WORK TO DO: Render every entry exactly as it appears.

--- Start of SOURCE DATA ---

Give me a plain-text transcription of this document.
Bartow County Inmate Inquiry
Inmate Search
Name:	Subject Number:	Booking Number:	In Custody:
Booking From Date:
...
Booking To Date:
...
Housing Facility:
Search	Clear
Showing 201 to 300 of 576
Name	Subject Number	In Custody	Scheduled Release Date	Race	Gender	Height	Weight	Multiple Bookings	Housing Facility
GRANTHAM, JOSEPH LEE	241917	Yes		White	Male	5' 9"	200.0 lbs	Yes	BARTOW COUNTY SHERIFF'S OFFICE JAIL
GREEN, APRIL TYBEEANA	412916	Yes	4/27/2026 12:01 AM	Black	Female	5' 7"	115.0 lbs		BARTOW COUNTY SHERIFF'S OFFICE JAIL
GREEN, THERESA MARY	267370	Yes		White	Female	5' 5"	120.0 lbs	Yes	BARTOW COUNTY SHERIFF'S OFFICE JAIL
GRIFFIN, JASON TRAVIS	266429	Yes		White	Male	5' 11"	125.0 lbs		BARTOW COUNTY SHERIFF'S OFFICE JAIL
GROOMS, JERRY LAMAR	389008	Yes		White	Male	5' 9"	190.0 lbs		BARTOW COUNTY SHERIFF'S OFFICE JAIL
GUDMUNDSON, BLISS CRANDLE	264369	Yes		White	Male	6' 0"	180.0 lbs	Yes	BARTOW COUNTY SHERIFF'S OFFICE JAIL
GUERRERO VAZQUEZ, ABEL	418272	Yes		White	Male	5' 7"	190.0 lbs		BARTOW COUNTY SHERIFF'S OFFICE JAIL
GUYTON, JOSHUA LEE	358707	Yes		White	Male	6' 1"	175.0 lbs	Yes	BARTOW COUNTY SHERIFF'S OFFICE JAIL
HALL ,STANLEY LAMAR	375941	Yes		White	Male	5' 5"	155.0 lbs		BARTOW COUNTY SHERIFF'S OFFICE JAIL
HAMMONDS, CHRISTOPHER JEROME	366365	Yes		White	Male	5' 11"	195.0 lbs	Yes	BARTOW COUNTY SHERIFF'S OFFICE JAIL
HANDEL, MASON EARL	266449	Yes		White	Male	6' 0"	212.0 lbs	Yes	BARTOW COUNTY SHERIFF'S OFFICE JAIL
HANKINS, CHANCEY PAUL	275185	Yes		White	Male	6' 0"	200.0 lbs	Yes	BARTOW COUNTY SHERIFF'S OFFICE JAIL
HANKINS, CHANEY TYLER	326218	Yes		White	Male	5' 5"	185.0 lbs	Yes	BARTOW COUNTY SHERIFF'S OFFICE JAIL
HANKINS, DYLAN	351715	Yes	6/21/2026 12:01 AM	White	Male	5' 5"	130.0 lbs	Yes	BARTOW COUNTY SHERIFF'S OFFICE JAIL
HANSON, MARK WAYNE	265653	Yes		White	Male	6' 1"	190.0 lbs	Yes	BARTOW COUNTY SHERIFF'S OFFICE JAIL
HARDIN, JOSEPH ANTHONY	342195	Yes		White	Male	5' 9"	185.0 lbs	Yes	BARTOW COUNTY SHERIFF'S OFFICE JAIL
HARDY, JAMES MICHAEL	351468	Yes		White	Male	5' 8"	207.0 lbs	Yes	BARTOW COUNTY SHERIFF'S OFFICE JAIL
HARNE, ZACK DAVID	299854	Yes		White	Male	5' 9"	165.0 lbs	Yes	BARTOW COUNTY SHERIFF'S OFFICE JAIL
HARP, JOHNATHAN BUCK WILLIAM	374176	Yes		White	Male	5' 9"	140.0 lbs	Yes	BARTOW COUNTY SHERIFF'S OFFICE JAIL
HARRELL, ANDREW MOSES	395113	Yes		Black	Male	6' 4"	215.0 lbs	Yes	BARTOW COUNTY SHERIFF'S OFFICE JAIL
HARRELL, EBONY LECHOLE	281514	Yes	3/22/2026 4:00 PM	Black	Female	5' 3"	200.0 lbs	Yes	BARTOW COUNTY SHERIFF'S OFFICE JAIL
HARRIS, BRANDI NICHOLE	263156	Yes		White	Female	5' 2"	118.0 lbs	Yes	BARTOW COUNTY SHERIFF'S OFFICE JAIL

--- End of SOURCE DATA ---

EXERCISE RESPONSE:
Give me a plain-text transcription of this document.
Bartow County Inmate Inquiry
Inmate Search
Name:	Subject Number:	Booking Number:	In Custody:
Booking From Date:
...
Booking To Date:
...
Housing Facility:
Search	Clear
Showing 201 to 300 of 576
Name	Subject Number	In Custody	Scheduled Release Date	Race	Gender	Height	Weight	Multiple Bookings	Housing Facility
GRANTHAM, JOSEPH LEE	241917	Yes		White	Male	5' 9"	200.0 lbs	Yes	BARTOW COUNTY SHERIFF'S OFFICE JAIL
GREEN, APRIL TYBEEANA	412916	Yes	4/27/2026 12:01 AM	Black	Female	5' 7"	115.0 lbs		BARTOW COUNTY SHERIFF'S OFFICE JAIL
GREEN, THERESA MARY	267370	Yes		White	Female	5' 5"	120.0 lbs	Yes	BARTOW COUNTY SHERIFF'S OFFICE JAIL
GRIFFIN, JASON TRAVIS	266429	Yes		White	Male	5' 11"	125.0 lbs		BARTOW COUNTY SHERIFF'S OFFICE JAIL
GROOMS, JERRY LAMAR	389008	Yes		White	Male	5' 9"	190.0 lbs		BARTOW COUNTY SHERIFF'S OFFICE JAIL
GUDMUNDSON, BLISS CRANDLE	264369	Yes		White	Male	6' 0"	180.0 lbs	Yes	BARTOW COUNTY SHERIFF'S OFFICE JAIL
GUERRERO VAZQUEZ, ABEL	418272	Yes		White	Male	5' 7"	190.0 lbs		BARTOW COUNTY SHERIFF'S OFFICE JAIL
GUYTON, JOSHUA LEE	358707	Yes		White	Male	6' 1"	175.0 lbs	Yes	BARTOW COUNTY SHERIFF'S OFFICE JAIL
HALL ,STANLEY LAMAR	375941	Yes		White	Male	5' 5"	155.0 lbs		BARTOW COUNTY SHERIFF'S OFFICE JAIL
HAMMONDS, CHRISTOPHER JEROME	366365	Yes		White	Male	5' 11"	195.0 lbs	Yes	BARTOW COUNTY SHERIFF'S OFFICE JAIL
HANDEL, MASON EARL	266449	Yes		White	Male	6' 0"	212.0 lbs	Yes	BARTOW COUNTY SHERIFF'S OFFICE JAIL
HANKINS, CHANCEY PAUL	275185	Yes		White	Male	6' 0"	200.0 lbs	Yes	BARTOW COUNTY SHERIFF'S OFFICE JAIL
HANKINS, CHANEY TYLER	326218	Yes		White	Male	5' 5"	185.0 lbs	Yes	BARTOW COUNTY SHERIFF'S OFFICE JAIL
HANKINS, DYLAN	351715	Yes	6/21/2026 12:01 AM	White	Male	5' 5"	130.0 lbs	Yes	BARTOW COUNTY SHERIFF'S OFFICE JAIL
HANSON, MARK WAYNE	265653	Yes		White	Male	6' 1"	190.0 lbs	Yes	BARTOW COUNTY SHERIFF'S OFFICE JAIL
HARDIN, JOSEPH ANTHONY	342195	Yes		White	Male	5' 9"	185.0 lbs	Yes	BARTOW COUNTY SHERIFF'S OFFICE JAIL
HARDY, JAMES MICHAEL	351468	Yes		White	Male	5' 8"	207.0 lbs	Yes	BARTOW COUNTY SHERIFF'S OFFICE JAIL
HARNE, ZACK DAVID	299854	Yes		White	Male	5' 9"	165.0 lbs	Yes	BARTOW COUNTY SHERIFF'S OFFICE JAIL
HARP, JOHNATHAN BUCK WILLIAM	374176	Yes		White	Male	5' 9"	140.0 lbs	Yes	BARTOW COUNTY SHERIFF'S OFFICE JAIL
HARRELL, ANDREW MOSES	395113	Yes		Black	Male	6' 4"	215.0 lbs	Yes	BARTOW COUNTY SHERIFF'S OFFICE JAIL
HARRELL, EBONY LECHOLE	281514	Yes	3/22/2026 4:00 PM	Black	Female	5' 3"	200.0 lbs	Yes	BARTOW COUNTY SHERIFF'S OFFICE JAIL
HARRIS, BRANDI NICHOLE	263156	Yes		White	Female	5' 2"	118.0 lbs	Yes	BARTOW COUNTY SHERIFF'S OFFICE JAIL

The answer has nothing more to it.